**Tâches:**
**a.** D'après l'extrait source, quel est le montant total des actes de défaut de biens délivrés aux créanciers de C______ ?
**b.** Énumérez tous les organismes auxquels la Justice de paix s'est adressée le 17 juillet 2023, selon l'extrait source.

**Extrait source:**
========

K______, mère du défunt, en a fait de même par pli du 12 juillet 2023.

d) Le 12 juillet 2023, A______, frère du défunt, a indiqué à la Justice de paix qu’il venait d’apprendre que les enfants de son frère C______ avaient répudié sa succession ; il venait en outre de prendre connaissance du jugement du Tribunal de première instance du 15 juin 2023 annulant celui du 11 août 2022 ordonnant la liquidation par voie de faillite de ladite succession. Avant de se déterminer sur l’acceptation de celle-ci, il souhaitait « l’établissement officiel d’un bénéfice d’inventaire ».

e) Le 17 juillet 2023, la Justice de paix a répondu à A______ qu’une instruction administrative était en cours et qu’il serait tenu au courant du suivi.

Le même jour, la Justice de paix s’est adressée au Service des prestations complémentaires, à l’Administration fiscale cantonale, à l’Hospice général ainsi qu’à l’Office des poursuites afin d’obtenir des informations sur la situation personnelle de feu C______.

f) L’extrait du registre des poursuites du 18 juillet 2023 fait état, pour les vingt dernières années, de cinq actes de défaut de biens délivrés aux créanciers de C______ pour un montant total de 1'126'392 fr.

g) Par courrier du 9 août 2023, le conseil de B______ a informé la Justice de paix de ce que son mandant acceptait la succession de feu son frère C______. Il a relevé que A______ et lui-même étaient désormais les seuls héritiers du défunt. Selon lui, A______ tentait par tous les moyens de « gagner du temps » et il convenait que la Justice de paix tranche la question du délai tardif pour déposer une demande de bénéfice d’inventaire.

C. Par décision DJP/515/2023 du 10 août 2023, la Justice de paix a déclaré irrecevable la requête en bénéfice d’inventaire formée le 12 juillet 2023 par A______ (chiffre 1 du dispositif) et a renoncé à la perception d’un émolument de décision (ch. 2).

La Justice de paix a retenu que la requête formée par A______ était intervenue plus de trois ans après le décès de C______, respectivement « bien après la connaissance par le requérant de sa qualité d’héritier ». La requête était dès lors tardive.

========

**Données fournies:**
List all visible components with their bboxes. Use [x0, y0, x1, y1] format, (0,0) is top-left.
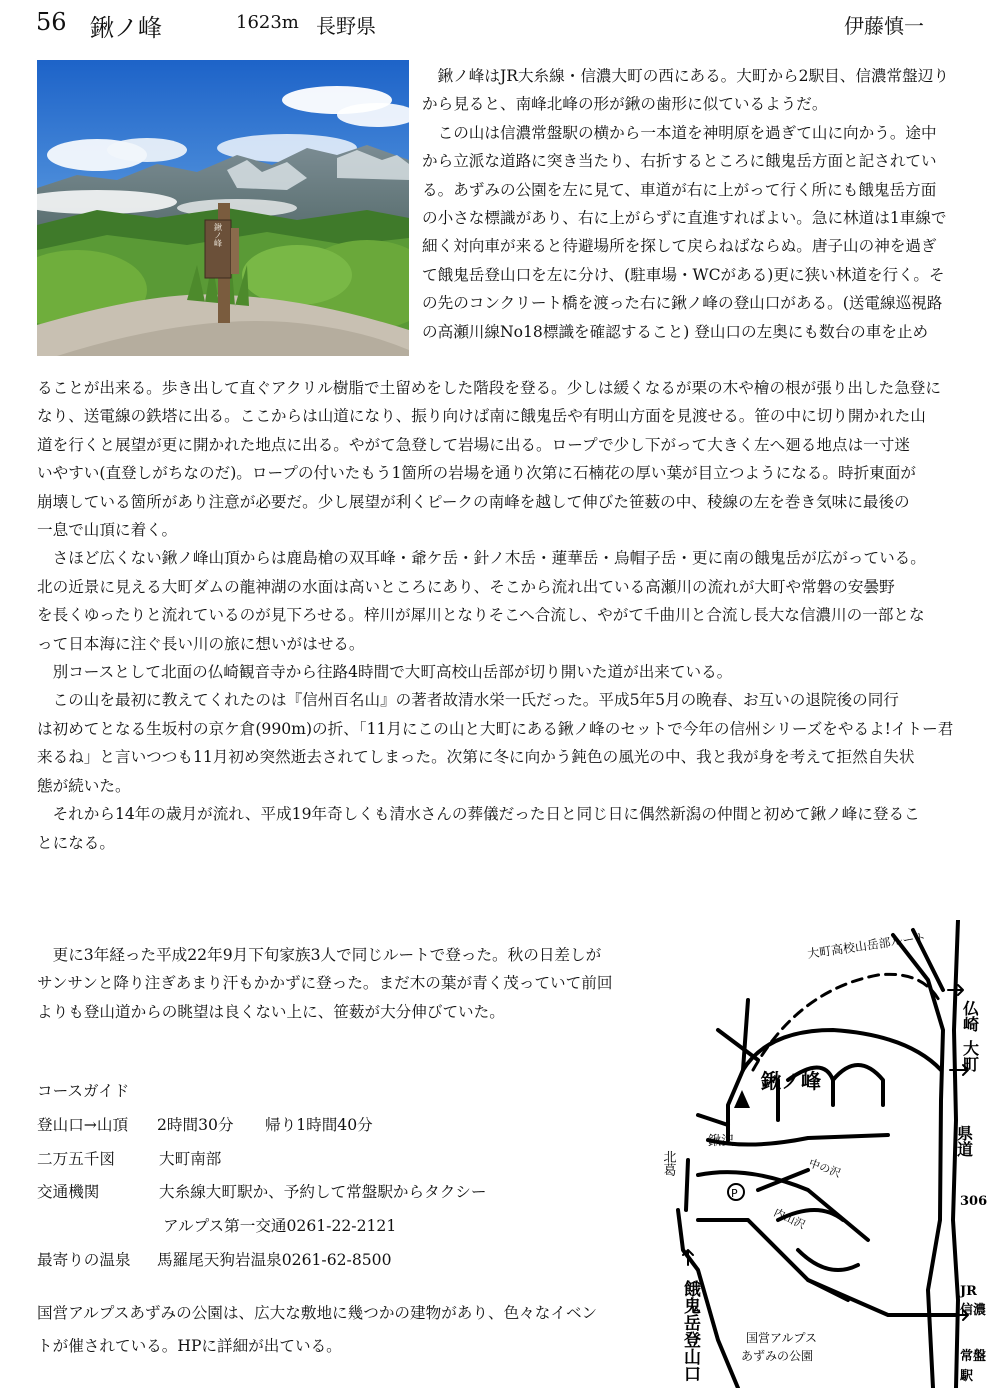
text-line: 国営アルプスあずみの公園は、広大な敷地に幾つかの建物があり、色々なイベン: [37, 1304, 598, 1322]
text-line: とになる。: [37, 833, 115, 852]
text-line: を長くゆったりと流れているのが見下ろせる。梓川が犀川となりそこへ合流し、やがて千曲川と合流し長大な信濃川の一部とな: [37, 606, 925, 625]
article-intro: [422, 62, 975, 346]
trail-label: 大町高校山岳部ルート: [806, 930, 928, 961]
text-line: さほど広くない鍬ノ峰山頂からは鹿島槍の双耳峰・爺ケ岳・針ノ木岳・蓮華岳・烏帽子岳・更に南の餓鬼岳が広がっている。: [52, 549, 926, 568]
text-line: 崩壊している箇所があり注意が必要だ。少し展望が利くピークの南峰を越して伸びた笹薮の中、稜線の左を巻き気味に最後の: [37, 492, 910, 511]
transport-phone: アルプス第一交通0261-22-2121: [163, 1217, 397, 1236]
article-body: [37, 374, 975, 857]
text-line: て餓鬼岳登山口を左に分け、(駐車場・WCがある)更に狭い林道を行く。そ: [422, 265, 945, 284]
onsen-value: 馬羅尾天狗岩温泉0261-62-8500: [157, 1250, 392, 1269]
map-road-label: 県道: [954, 1125, 974, 1157]
svg-text:P: P: [731, 1187, 738, 1200]
text-line: の先のコンクリート橋を渡った右に鍬ノ峰の登山口がある。(送電線巡視路: [422, 294, 943, 313]
map-park-label1: 国営アルプス: [746, 1331, 818, 1345]
page-header: [36, 8, 964, 42]
map-station-label1: JR: [960, 1284, 977, 1299]
text-line: は初めてとなる生坂村の京ケ倉(990m)の折、「11月にこの山と大町にある鍬ノ峰のセットで今年の信州シリーズをやるよ!イトー君: [37, 719, 954, 738]
topo-map-label: 二万五千図: [37, 1149, 115, 1168]
text-line: の高瀬川線No18標識を確認すること) 登山口の左奥にも数台の車を止め: [422, 322, 929, 341]
text-line: 更に3年経った平成22年9月下旬家族3人で同じルートで登った。秋の日差しが: [52, 946, 602, 964]
mountain-altitude: 1623m: [236, 12, 299, 33]
map-station-label3: 常盤: [960, 1349, 987, 1364]
map-station-label4: 駅: [960, 1369, 974, 1384]
map-omachi-label: 大町: [960, 1040, 980, 1072]
text-line: サンサンと降り注ぎあまり汗もかかずに登った。まだ木の葉が青く茂っていて前回: [37, 974, 613, 993]
text-line: 北の近景に見える大町ダムの龍神湖の水面は高いところにあり、そこから流れ出ている高瀬川の流れが大町や常磐の安曇野: [37, 577, 895, 596]
author-name: 伊藤慎一: [844, 14, 924, 38]
map-park-label2: あずみの公園: [741, 1349, 814, 1363]
text-line: って日本海に注ぐ長い川の旅に想いがはせる。: [37, 634, 365, 653]
map-road-number: 306: [960, 1194, 988, 1209]
text-line: の小さな標識があり、右に上がらずに直進すればよい。急に林道は1車線で: [422, 209, 947, 228]
sign-text: 鍬ノ峰: [213, 223, 223, 247]
route-up-time: 2時間30分: [157, 1115, 234, 1134]
article-closing: [37, 941, 655, 1026]
text-line: 来るね」と言いつつも11月初め突然逝去されてしまった。次第に冬に向かう鈍色の風光の中、我と我が身を考えて拒然自失状: [37, 748, 915, 767]
text-line: 鍬ノ峰はJR大糸線・信濃大町の西にある。大町から2駅目、信濃常盤辺り: [437, 67, 949, 85]
route-label: 登山口→山頂: [37, 1115, 129, 1134]
article-number: 56: [36, 8, 67, 36]
text-line: この山を最初に教えてくれたのは『信州百名山』の著者故清水栄一氏だった。平成5年5月の晩春、お互いの退院後の同行: [52, 691, 899, 710]
onsen-label: 最寄りの温泉: [37, 1250, 131, 1269]
prefecture: 長野県: [316, 14, 376, 38]
text-line: ることが出来る。歩き出して直ぐアクリル樹脂で土留めをした階段を登る。少しは緩くなるが栗の木や檜の根が張り出した急登に: [37, 379, 941, 397]
text-line: る。あずみの公園を左に見て、車道が右に上がって行く所にも餓鬼岳方面: [422, 180, 937, 199]
map-north-label: 仏崎: [960, 1000, 980, 1032]
text-line: 細く対向車が来ると待避場所を探して戻らねばならぬ。唐子山の神を過ぎ: [422, 237, 937, 256]
map-sawa3: 内山沢: [771, 1205, 808, 1232]
text-line: それから14年の歳月が流れ、平成19年奇しくも清水さんの葬儀だった日と同じ日に偶然新潟の仲間と初めて鍬ノ峰に登るこ: [52, 805, 920, 824]
map-sawa2: 中の沢: [806, 1156, 843, 1181]
text-line: 態が続いた。: [37, 776, 131, 795]
map-station-label2: 信濃: [960, 1303, 987, 1318]
text-line: この山は信濃常盤駅の横から一本道を神明原を過ぎて山に向かう。途中: [437, 123, 937, 142]
park-note: [37, 1297, 627, 1363]
transport-value: 大糸線大町駅か、予約して常盤駅からタクシー: [159, 1183, 487, 1202]
topo-map-value: 大町南部: [159, 1149, 222, 1168]
route-map: [658, 920, 998, 1388]
map-kitabe-label: 北葛: [660, 1150, 676, 1176]
route-down-time: 帰り1時間40分: [265, 1115, 373, 1134]
transport-label: 交通機関: [37, 1183, 100, 1202]
map-sawa1: 鍬沢: [708, 1134, 735, 1149]
text-line: 道を行くと展望が更に開かれた地点に出る。やがて急登して岩場に出る。ロープで少し下がって大きく左へ廻る地点は一寸迷: [37, 435, 910, 454]
text-line: なり、送電線の鉄塔に出る。ここからは山道になり、振り向けば南に餓鬼岳や有明山方面を見渡せる。笹の中に切り開かれた山: [37, 407, 926, 426]
mountain-name: 鍬ノ峰: [90, 14, 162, 42]
text-line: トが催されている。HPに詳細が出ている。: [37, 1337, 342, 1355]
course-guide-title: コースガイド: [37, 1082, 130, 1100]
text-line: よりも登山道からの眺望は良くない上に、笹薮が大分伸びていた。: [37, 1002, 505, 1021]
text-line: から見ると、南峰北峰の形が鍬の歯形に似ているようだ。: [422, 95, 828, 114]
summit-photo: [37, 60, 409, 356]
text-line: 別コースとして北面の仏崎観音寺から往路4時間で大町高校山岳部が切り開いた道が出来ている。: [52, 663, 733, 682]
text-line: 一息で山頂に着く。: [37, 521, 178, 540]
text-line: いやすい(直登しがちなのだ)。ロープの付いたもう1箇所の岩場を通り次第に石楠花の厚い葉が目立つようになる。時折東面が: [37, 464, 916, 483]
map-peak-label: 鍬ノ峰: [761, 1069, 821, 1093]
text-line: から立派な道路に突き当たり、右折するところに餓鬼岳方面と記されてい: [422, 152, 937, 171]
map-gaki-label: 餓鬼岳登山口: [680, 1280, 700, 1382]
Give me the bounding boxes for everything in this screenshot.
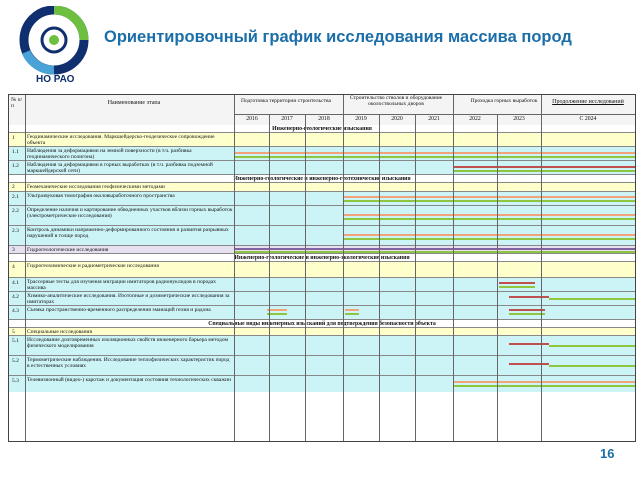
grid-line [497,115,498,441]
grid-line [415,115,416,441]
schedule-table [8,94,636,442]
row-num: 1.1 [12,149,19,155]
gantt-bar [345,313,359,315]
gantt-bar [509,309,545,311]
gantt-bar [235,156,635,158]
row-name: Специальные исследования [27,329,93,335]
col-phase3-header: Проходка горных выработок [470,98,538,104]
row-num: 5.3 [12,378,19,384]
col-phase2-header: Строительство стволов и оборудование околоствольных дворов [349,95,443,108]
logo-text: НО РАО [36,74,75,85]
row-num: 2.3 [12,228,19,234]
row-num: 1.2 [12,163,19,169]
gantt-bar [453,166,635,168]
gantt-bar [549,365,635,367]
gantt-bar [499,286,535,288]
gantt-bar [267,313,287,315]
row-num: 4.1 [12,280,19,286]
row-num: 5 [12,329,15,335]
year-2017: 2017 [281,116,293,122]
col-num-header: № п/п [11,97,23,110]
year-2023: 2023 [513,116,525,122]
year-2019: 2019 [355,116,367,122]
row-num: 2.1 [12,194,19,200]
year-2016: 2016 [246,116,258,122]
gantt-bar [509,363,549,365]
grid-line [305,115,306,441]
grid-line [541,95,542,441]
row-name: Химико-аналитические исследования. Изотопные и дозиметрические исследования за имитаторах [27,293,230,306]
col-name-header: Наименование этапа [107,100,161,106]
row-num: 5.2 [12,358,19,364]
year-2020: 2020 [391,116,403,122]
row-name: Телевизионный (видео-) каротаж и документация состояния технологических скважин [27,377,231,383]
gantt-bar [343,234,635,236]
gantt-bar [549,298,635,300]
page-number: 16 [600,446,615,461]
grid-line [343,95,344,441]
row-name: Геомеханические исследования геофизическими методами [27,184,165,190]
gantt-bar [453,381,635,383]
section-label: Инженерно-геологические и инженерно-экологические изыскания [234,254,410,261]
row-name: Гидрогеохимические и радиометрические исследования [27,263,159,269]
gantt-bar [343,200,635,202]
grid-line [269,115,270,441]
grid-line [379,115,380,441]
gantt-bar [343,238,635,240]
year-2024: С 2024 [579,116,597,122]
row-name: Наблюдения за деформациями в горных выработках (в т.ч. разбивка подземной маркшейдерской сети) [27,162,213,175]
row-name: Геодинамические исследования. Маркшейдерско-геодезическое сопровождение объекта [27,134,215,147]
section-label: Инженерно-геологические и инженерно-геотехнические изыскания [233,175,411,182]
row-num: 4 [12,264,15,270]
gantt-bar [235,152,635,154]
row-name: Наблюдения за деформациями на земной поверхности (в т.ч. разбивка геодинамического полигона) [27,148,192,161]
col-phase1-header: Подготовка территории строительства [241,98,331,104]
gantt-bar [499,282,535,284]
col-phase4-header: Продолжение исследований [552,99,624,105]
gantt-bar [345,309,359,311]
row-name: Ультразвуковая томография околовыработочного пространства [27,193,175,199]
year-2022: 2022 [469,116,481,122]
row-name: Контроль динамики напряженно-деформированного состояния и развития разрывных нарушений в толще пород [27,227,229,240]
row-num: 2.2 [12,208,19,214]
row-num: 1 [12,135,15,141]
gantt-bar [343,214,635,216]
grid-line [25,95,26,441]
row-num: 4.2 [12,294,19,300]
logo-emblem-icon [18,6,90,78]
row-name: Исследование долговременных изоляционных свойств инженерного барьера методом физического моделирования [27,337,228,350]
row-name: Гидрогеологические исследования [27,247,109,253]
gantt-bar [343,218,635,220]
row-name: Термометрические наблюдения. Исследование теплофизических характеристик пород в естественных условиях [27,357,230,370]
gantt-bar [343,196,635,198]
section-label: Инженерно-геологические изыскания [272,125,372,132]
row-num: 2 [12,184,15,190]
gantt-bar [549,345,635,347]
grid-line [453,95,454,441]
row-name: Съемка пространственно-временного распределения эманаций гелия и радона [27,307,211,313]
gantt-bar [509,296,549,298]
gantt-bar [509,313,545,315]
row-num: 5.1 [12,338,19,344]
gantt-bar [267,309,287,311]
row-num: 4.3 [12,308,19,314]
grid-line [234,95,235,441]
year-2018: 2018 [318,116,330,122]
row-name: Определение наличия и картирование обводненных участков вблизи горных выработок (электрометрические исследования) [27,207,233,220]
year-2021: 2021 [428,116,440,122]
gantt-bar [453,170,635,172]
gantt-bar [453,385,635,387]
gantt-bar [509,343,549,345]
section-label: Специальные виды инженерных изысканий для подтверждения безопасности объекта [208,320,436,327]
row-num: 3 [12,247,15,253]
row-name: Трассерные тесты для изучения миграции имитаторов радионуклидов в породах массива [27,279,217,292]
page-title: Ориентировочный график исследования массива пород [104,28,572,46]
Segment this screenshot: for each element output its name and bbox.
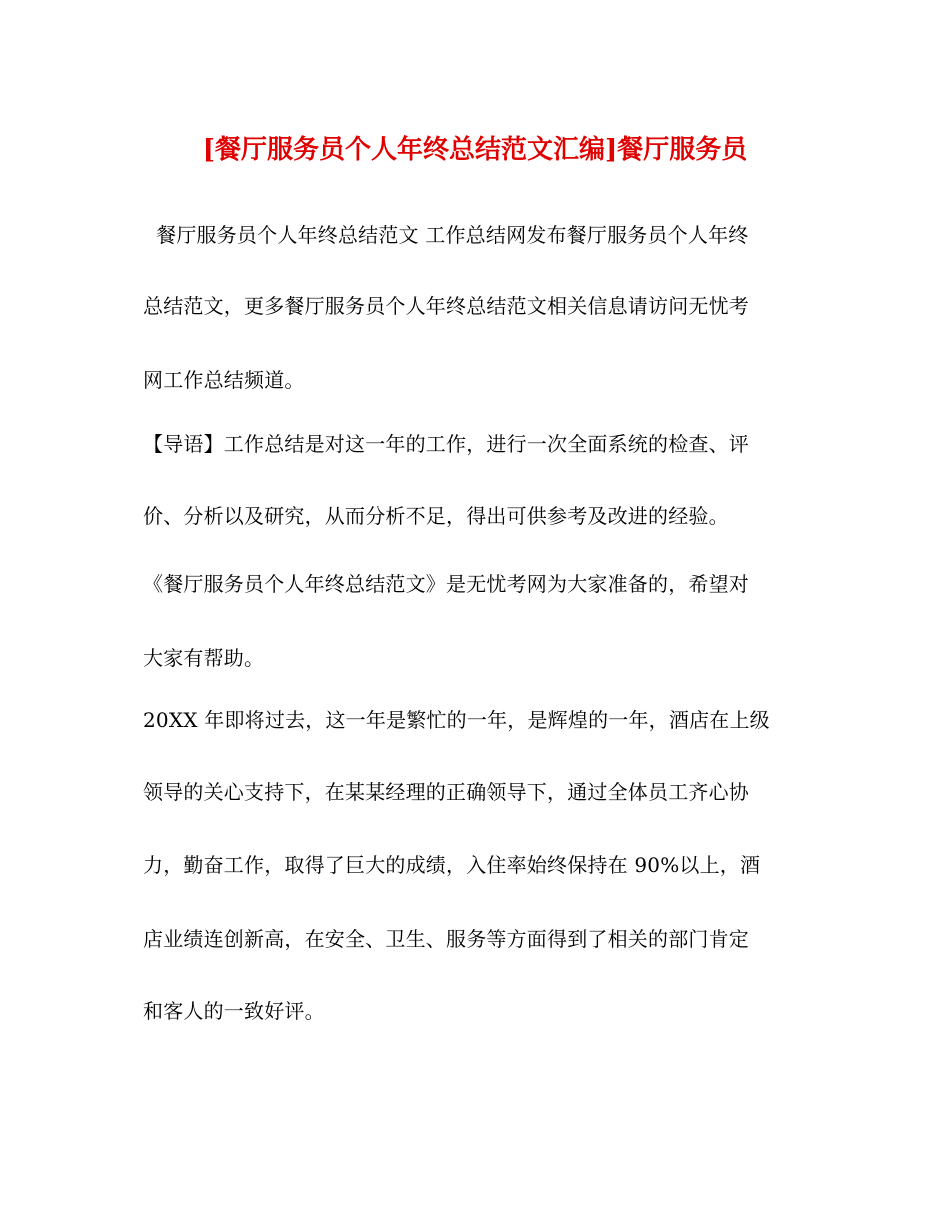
paragraph-line: 网工作总结频道。	[143, 368, 305, 392]
paragraph-line: 价、分析以及研究，从而分析不足，得出可供参考及改进的经验。	[143, 504, 729, 528]
paragraph-line: 店业绩连创新高，在安全、卫生、服务等方面得到了相关的部门肯定	[143, 927, 749, 951]
paragraph-line: 总结范文，更多餐厅服务员个人年终总结范文相关信息请访问无忧考	[143, 294, 749, 318]
paragraph-line: 餐厅服务员个人年终总结范文 工作总结网发布餐厅服务员个人年终	[143, 223, 749, 247]
document-title: [餐厅服务员个人年终总结范文汇编]餐厅服务员	[202, 135, 748, 165]
paragraph-line: 20XX 年即将过去，这一年是繁忙的一年，是辉煌的一年，酒店在上级	[143, 708, 770, 732]
paragraph-line: 力，勤奋工作，取得了巨大的成绩，入住率始终保持在 90%以上，酒	[143, 853, 761, 877]
paragraph-line: 【导语】工作总结是对这一年的工作，进行一次全面系统的检查、评	[143, 432, 749, 456]
paragraph-line: 大家有帮助。	[143, 646, 265, 670]
paragraph-line: 领导的关心支持下，在某某经理的正确领导下，通过全体员工齐心协	[143, 780, 749, 804]
paragraph-line: 《餐厅服务员个人年终总结范文》是无忧考网为大家准备的，希望对	[143, 572, 749, 596]
paragraph-line: 和客人的一致好评。	[143, 999, 325, 1023]
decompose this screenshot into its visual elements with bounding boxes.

========

**Résultats des tâches:**
**a.** Le montant total s'élève à 1'126'392 fr.

**b.**
- Le Service des prestations complémentaires
- L'Administration fiscale cantonale
- L'Hospice général
- L'Office des poursuites